**PROBLEM TO WORK ON:** Return each line containing "nexus".

** start of TASK MATERIAL **

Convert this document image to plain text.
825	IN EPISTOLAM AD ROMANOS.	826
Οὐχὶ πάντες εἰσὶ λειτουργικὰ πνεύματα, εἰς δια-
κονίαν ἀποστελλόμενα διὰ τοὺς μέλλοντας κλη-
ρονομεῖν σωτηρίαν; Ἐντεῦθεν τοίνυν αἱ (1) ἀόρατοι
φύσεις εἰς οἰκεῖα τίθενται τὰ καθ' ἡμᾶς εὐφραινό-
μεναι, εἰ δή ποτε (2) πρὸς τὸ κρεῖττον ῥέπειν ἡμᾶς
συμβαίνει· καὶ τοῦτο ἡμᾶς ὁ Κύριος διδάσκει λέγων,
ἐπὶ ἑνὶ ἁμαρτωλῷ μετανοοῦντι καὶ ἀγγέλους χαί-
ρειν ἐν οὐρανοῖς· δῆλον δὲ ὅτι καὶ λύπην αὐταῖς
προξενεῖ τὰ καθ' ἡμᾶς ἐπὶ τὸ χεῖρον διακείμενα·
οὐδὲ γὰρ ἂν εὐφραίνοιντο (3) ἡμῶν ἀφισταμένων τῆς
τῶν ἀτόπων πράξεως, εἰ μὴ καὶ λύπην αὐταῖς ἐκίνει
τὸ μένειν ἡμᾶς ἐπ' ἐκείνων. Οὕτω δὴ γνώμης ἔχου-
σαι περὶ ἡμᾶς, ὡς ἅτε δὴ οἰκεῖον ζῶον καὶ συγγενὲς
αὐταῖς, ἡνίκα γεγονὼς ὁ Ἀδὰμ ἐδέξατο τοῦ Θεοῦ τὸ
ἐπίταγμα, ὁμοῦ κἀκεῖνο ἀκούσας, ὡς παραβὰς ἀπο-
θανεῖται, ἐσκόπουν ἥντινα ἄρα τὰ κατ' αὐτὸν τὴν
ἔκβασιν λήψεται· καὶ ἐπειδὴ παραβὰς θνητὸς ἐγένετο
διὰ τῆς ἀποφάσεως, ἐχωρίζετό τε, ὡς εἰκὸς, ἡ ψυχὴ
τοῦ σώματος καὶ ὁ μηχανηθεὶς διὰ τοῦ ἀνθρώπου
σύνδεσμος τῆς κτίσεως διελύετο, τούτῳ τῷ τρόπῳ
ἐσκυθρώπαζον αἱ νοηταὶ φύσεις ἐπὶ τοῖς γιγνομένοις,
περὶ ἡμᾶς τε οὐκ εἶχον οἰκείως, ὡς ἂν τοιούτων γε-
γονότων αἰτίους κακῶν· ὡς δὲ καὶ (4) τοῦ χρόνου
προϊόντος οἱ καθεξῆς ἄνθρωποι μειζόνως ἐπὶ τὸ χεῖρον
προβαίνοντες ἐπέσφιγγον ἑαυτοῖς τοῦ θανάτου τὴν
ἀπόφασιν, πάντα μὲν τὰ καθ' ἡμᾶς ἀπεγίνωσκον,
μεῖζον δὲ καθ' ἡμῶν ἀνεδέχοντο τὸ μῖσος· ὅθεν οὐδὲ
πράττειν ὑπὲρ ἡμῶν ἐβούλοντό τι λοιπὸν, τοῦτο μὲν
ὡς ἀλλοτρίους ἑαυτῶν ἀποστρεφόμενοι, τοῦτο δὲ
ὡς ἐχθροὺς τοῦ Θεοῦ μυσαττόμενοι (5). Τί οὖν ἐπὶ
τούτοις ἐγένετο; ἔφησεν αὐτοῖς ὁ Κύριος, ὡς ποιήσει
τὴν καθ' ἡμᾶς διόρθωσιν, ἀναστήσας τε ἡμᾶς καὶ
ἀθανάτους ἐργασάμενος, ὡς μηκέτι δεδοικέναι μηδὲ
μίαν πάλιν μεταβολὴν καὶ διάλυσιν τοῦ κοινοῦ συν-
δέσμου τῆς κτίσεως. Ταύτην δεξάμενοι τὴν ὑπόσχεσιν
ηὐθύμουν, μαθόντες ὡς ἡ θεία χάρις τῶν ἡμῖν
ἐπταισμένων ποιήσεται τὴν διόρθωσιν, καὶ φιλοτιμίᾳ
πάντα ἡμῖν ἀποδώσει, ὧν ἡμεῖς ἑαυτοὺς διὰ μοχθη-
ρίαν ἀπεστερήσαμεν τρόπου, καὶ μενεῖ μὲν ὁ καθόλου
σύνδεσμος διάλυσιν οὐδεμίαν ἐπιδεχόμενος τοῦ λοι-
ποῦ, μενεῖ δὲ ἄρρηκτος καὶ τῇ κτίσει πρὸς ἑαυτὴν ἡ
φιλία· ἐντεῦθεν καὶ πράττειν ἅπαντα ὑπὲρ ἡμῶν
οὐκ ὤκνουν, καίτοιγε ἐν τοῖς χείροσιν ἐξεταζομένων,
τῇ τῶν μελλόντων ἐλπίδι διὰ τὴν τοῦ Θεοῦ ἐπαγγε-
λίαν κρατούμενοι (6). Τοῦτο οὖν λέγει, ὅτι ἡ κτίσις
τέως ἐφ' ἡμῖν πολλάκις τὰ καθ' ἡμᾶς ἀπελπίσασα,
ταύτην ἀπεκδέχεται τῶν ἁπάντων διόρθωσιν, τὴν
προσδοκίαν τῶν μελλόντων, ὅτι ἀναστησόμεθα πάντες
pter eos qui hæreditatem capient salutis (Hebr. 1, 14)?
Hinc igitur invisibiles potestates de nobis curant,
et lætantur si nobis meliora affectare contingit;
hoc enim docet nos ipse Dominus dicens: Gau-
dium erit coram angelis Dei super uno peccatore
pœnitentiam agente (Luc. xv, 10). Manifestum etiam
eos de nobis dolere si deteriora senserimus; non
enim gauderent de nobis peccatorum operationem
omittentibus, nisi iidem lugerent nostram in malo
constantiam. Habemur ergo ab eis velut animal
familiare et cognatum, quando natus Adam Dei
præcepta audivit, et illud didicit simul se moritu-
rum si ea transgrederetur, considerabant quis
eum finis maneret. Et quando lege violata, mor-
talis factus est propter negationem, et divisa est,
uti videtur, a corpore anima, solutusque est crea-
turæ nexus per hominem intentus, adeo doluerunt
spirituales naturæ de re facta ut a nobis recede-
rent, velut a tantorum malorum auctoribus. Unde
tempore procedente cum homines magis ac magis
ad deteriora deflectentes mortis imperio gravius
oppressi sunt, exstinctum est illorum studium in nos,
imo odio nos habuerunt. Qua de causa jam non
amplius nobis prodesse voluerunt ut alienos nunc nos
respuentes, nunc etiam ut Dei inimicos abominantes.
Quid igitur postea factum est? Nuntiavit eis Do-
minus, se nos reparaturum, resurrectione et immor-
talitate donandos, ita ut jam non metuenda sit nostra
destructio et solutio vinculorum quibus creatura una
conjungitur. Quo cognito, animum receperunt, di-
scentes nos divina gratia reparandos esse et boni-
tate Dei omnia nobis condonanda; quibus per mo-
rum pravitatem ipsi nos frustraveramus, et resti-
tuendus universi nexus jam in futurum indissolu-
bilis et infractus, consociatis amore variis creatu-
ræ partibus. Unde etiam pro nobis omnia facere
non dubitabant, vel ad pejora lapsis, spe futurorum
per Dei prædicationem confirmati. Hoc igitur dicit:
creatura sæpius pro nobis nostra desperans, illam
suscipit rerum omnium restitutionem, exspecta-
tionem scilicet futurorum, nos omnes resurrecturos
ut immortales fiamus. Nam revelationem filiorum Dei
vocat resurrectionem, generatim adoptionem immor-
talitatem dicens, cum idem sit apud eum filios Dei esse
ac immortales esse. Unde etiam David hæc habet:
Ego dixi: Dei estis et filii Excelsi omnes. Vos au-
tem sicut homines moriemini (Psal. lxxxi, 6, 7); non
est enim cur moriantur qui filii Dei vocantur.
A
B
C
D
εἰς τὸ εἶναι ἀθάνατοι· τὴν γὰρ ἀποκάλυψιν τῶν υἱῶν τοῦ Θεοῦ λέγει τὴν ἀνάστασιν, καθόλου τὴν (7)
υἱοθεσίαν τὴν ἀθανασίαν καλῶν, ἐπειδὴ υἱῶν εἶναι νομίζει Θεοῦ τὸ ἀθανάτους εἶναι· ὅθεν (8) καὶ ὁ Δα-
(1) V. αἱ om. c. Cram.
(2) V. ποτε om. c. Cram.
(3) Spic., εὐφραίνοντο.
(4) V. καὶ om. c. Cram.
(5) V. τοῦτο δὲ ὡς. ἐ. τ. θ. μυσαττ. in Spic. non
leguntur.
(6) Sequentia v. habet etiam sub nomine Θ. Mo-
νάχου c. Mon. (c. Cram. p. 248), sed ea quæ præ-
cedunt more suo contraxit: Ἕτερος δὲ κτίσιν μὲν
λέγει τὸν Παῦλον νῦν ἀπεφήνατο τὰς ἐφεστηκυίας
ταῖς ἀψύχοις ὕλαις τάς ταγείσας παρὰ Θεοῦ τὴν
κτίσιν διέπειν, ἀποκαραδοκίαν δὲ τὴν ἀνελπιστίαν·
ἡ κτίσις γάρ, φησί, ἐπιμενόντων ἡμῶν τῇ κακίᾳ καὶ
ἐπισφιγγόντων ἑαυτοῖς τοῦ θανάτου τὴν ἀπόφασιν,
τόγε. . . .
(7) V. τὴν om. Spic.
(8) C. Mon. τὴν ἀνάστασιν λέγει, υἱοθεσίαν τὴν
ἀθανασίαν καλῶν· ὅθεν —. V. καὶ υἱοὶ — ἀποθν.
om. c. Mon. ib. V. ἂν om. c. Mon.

** end of TASK MATERIAL **

**COMPLETE RESPONSE:**
turæ nexus per hominem intentus, adeo doluerunt
tuendus universi nexus jam in futurum indissolu-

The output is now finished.